Write out the entries again exactly as they are given.
========
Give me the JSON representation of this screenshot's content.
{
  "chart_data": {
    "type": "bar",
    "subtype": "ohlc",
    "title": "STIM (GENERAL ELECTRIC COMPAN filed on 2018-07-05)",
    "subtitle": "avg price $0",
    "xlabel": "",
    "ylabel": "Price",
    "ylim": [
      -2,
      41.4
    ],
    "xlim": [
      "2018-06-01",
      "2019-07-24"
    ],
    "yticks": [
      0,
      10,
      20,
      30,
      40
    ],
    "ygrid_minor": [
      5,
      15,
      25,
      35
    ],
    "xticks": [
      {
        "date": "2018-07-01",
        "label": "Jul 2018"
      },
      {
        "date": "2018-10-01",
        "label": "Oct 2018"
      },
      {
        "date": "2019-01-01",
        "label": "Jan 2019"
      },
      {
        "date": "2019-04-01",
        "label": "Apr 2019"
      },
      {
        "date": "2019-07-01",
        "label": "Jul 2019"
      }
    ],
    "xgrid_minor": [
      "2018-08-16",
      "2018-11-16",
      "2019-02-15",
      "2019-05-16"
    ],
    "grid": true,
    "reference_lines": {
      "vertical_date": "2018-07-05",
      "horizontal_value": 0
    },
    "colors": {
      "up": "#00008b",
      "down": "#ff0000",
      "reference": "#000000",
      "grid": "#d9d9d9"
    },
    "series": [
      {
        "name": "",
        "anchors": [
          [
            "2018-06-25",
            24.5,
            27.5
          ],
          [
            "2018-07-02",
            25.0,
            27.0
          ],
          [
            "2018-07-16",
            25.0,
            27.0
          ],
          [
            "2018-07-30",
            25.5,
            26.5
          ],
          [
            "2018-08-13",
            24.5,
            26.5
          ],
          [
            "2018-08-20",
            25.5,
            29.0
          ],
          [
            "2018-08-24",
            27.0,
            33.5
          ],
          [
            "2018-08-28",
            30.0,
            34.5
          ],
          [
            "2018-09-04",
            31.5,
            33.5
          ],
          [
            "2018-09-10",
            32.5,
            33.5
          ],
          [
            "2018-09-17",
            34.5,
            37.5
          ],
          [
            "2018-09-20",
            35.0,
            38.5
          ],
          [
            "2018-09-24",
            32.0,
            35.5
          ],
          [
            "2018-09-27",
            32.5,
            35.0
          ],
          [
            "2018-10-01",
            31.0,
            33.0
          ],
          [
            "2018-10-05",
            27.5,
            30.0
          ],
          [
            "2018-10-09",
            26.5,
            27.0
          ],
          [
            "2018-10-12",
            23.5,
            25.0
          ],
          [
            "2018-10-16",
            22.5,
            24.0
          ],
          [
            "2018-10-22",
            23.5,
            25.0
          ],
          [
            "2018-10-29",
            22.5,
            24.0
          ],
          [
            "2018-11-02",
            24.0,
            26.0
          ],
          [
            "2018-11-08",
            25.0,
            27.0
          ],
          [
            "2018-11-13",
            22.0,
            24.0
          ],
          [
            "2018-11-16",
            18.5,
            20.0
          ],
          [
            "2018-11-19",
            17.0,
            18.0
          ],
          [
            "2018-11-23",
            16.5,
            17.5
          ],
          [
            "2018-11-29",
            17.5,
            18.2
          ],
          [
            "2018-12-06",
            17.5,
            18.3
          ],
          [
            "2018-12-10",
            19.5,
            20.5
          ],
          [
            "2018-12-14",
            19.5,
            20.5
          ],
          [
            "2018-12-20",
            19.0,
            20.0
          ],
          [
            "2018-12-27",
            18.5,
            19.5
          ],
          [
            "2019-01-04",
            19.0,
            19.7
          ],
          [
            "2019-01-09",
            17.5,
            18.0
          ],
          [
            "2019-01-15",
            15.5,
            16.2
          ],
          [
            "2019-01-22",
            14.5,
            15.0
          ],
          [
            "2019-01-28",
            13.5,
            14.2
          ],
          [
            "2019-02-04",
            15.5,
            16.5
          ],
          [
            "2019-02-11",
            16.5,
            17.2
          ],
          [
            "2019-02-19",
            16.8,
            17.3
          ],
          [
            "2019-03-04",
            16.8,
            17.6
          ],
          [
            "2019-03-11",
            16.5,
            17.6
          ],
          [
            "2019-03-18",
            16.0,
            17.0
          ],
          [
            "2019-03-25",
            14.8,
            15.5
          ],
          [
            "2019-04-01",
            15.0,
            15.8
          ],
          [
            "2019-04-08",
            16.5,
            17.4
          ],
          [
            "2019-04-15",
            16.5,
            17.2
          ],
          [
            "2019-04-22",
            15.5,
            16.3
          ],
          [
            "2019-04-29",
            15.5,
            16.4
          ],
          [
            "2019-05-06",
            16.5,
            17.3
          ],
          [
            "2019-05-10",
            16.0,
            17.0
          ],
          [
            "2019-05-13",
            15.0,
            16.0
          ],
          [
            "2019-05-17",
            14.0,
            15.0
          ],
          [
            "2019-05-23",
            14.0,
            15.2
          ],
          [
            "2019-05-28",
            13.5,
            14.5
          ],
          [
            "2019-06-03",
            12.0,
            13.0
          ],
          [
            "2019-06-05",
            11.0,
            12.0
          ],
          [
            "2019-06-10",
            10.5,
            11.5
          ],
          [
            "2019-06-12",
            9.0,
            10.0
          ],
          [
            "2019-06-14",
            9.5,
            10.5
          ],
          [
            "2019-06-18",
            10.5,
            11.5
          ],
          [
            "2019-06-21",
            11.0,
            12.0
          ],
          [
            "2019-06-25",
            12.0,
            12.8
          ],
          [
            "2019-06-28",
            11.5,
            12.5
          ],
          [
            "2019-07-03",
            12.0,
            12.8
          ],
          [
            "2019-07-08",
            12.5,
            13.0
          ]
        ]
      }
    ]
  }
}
========
Solution below:
Give me the JSON representation of this screenshot's content.
{
  "chart_data": {
    "type": "bar",
    "subtype": "ohlc",
    "title": "STIM (GENERAL ELECTRIC COMPAN filed on 2018-07-05)",
    "subtitle": "avg price $0",
    "xlabel": "",
    "ylabel": "Price",
    "ylim": [
      -2,
      41.4
    ],
    "xlim": [
      "2018-06-01",
      "2019-07-24"
    ],
    "yticks": [
      0,
      10,
      20,
      30,
      40
    ],
    "ygrid_minor": [
      5,
      15,
      25,
      35
    ],
    "xticks": [
      {
        "date": "2018-07-01",
        "label": "Jul 2018"
      },
      {
        "date": "2018-10-01",
        "label": "Oct 2018"
      },
      {
        "date": "2019-01-01",
        "label": "Jan 2019"
      },
      {
        "date": "2019-04-01",
        "label": "Apr 2019"
      },
      {
        "date": "2019-07-01",
        "label": "Jul 2019"
      }
    ],
    "xgrid_minor": [
      "2018-08-16",
      "2018-11-16",
      "2019-02-15",
      "2019-05-16"
    ],
    "grid": true,
    "reference_lines": {
      "vertical_date": "2018-07-05",
      "horizontal_value": 0
    },
    "colors": {
      "up": "#00008b",
      "down": "#ff0000",
      "reference": "#000000",
      "grid": "#d9d9d9"
    },
    "series": [
      {
        "name": "",
        "anchors": [
          [
            "2018-06-25",
            24.5,
            27.5
          ],
          [
            "2018-07-02",
            25.0,
            27.0
          ],
          [
            "2018-07-16",
            25.0,
            27.0
          ],
          [
            "2018-07-30",
            25.5,
            26.5
          ],
          [
            "2018-08-13",
            24.5,
            26.5
          ],
          [
            "2018-08-20",
            25.5,
            29.0
          ],
          [
            "2018-08-24",
            27.0,
            33.5
          ],
          [
            "2018-08-28",
            30.0,
            34.5
          ],
          [
            "2018-09-04",
            31.5,
            33.5
          ],
          [
            "2018-09-10",
            32.5,
            33.5
          ],
          [
            "2018-09-17",
            34.5,
            37.5
          ],
          [
            "2018-09-20",
            35.0,
            38.5
          ],
          [
            "2018-09-24",
            32.0,
            35.5
          ],
          [
            "2018-09-27",
            32.5,
            35.0
          ],
          [
            "2018-10-01",
            31.0,
            33.0
          ],
          [
            "2018-10-05",
            27.5,
            30.0
          ],
          [
            "2018-10-09",
            26.5,
            27.0
          ],
          [
            "2018-10-12",
            23.5,
            25.0
          ],
          [
            "2018-10-16",
            22.5,
            24.0
          ],
          [
            "2018-10-22",
            23.5,
            25.0
          ],
          [
            "2018-10-29",
            22.5,
            24.0
          ],
          [
            "2018-11-02",
            24.0,
            26.0
          ],
          [
            "2018-11-08",
            25.0,
            27.0
          ],
          [
            "2018-11-13",
            22.0,
            24.0
          ],
          [
            "2018-11-16",
            18.5,
            20.0
          ],
          [
            "2018-11-19",
            17.0,
            18.0
          ],
          [
            "2018-11-23",
            16.5,
            17.5
          ],
          [
            "2018-11-29",
            17.5,
            18.2
          ],
          [
            "2018-12-06",
            17.5,
            18.3
          ],
          [
            "2018-12-10",
            19.5,
            20.5
          ],
          [
            "2018-12-14",
            19.5,
            20.5
          ],
          [
            "2018-12-20",
            19.0,
            20.0
          ],
          [
            "2018-12-27",
            18.5,
            19.5
          ],
          [
            "2019-01-04",
            19.0,
            19.7
          ],
          [
            "2019-01-09",
            17.5,
            18.0
          ],
          [
            "2019-01-15",
            15.5,
            16.2
          ],
          [
            "2019-01-22",
            14.5,
            15.0
          ],
          [
            "2019-01-28",
            13.5,
            14.2
          ],
          [
            "2019-02-04",
            15.5,
            16.5
          ],
          [
            "2019-02-11",
            16.5,
            17.2
          ],
          [
            "2019-02-19",
            16.8,
            17.3
          ],
          [
            "2019-03-04",
            16.8,
            17.6
          ],
          [
            "2019-03-11",
            16.5,
            17.6
          ],
          [
            "2019-03-18",
            16.0,
            17.0
          ],
          [
            "2019-03-25",
            14.8,
            15.5
          ],
          [
            "2019-04-01",
            15.0,
            15.8
          ],
          [
            "2019-04-08",
            16.5,
            17.4
          ],
          [
            "2019-04-15",
            16.5,
            17.2
          ],
          [
            "2019-04-22",
            15.5,
            16.3
          ],
          [
            "2019-04-29",
            15.5,
            16.4
          ],
          [
            "2019-05-06",
            16.5,
            17.3
          ],
          [
            "2019-05-10",
            16.0,
            17.0
          ],
          [
            "2019-05-13",
            15.0,
            16.0
          ],
          [
            "2019-05-17",
            14.0,
            15.0
          ],
          [
            "2019-05-23",
            14.0,
            15.2
          ],
          [
            "2019-05-28",
            13.5,
            14.5
          ],
          [
            "2019-06-03",
            12.0,
            13.0
          ],
          [
            "2019-06-05",
            11.0,
            12.0
          ],
          [
            "2019-06-10",
            10.5,
            11.5
          ],
          [
            "2019-06-12",
            9.0,
            10.0
          ],
          [
            "2019-06-14",
            9.5,
            10.5
          ],
          [
            "2019-06-18",
            10.5,
            11.5
          ],
          [
            "2019-06-21",
            11.0,
            12.0
          ],
          [
            "2019-06-25",
            12.0,
            12.8
          ],
          [
            "2019-06-28",
            11.5,
            12.5
          ],
          [
            "2019-07-03",
            12.0,
            12.8
          ],
          [
            "2019-07-08",
            12.5,
            13.0
          ]
        ]
      }
    ]
  }
}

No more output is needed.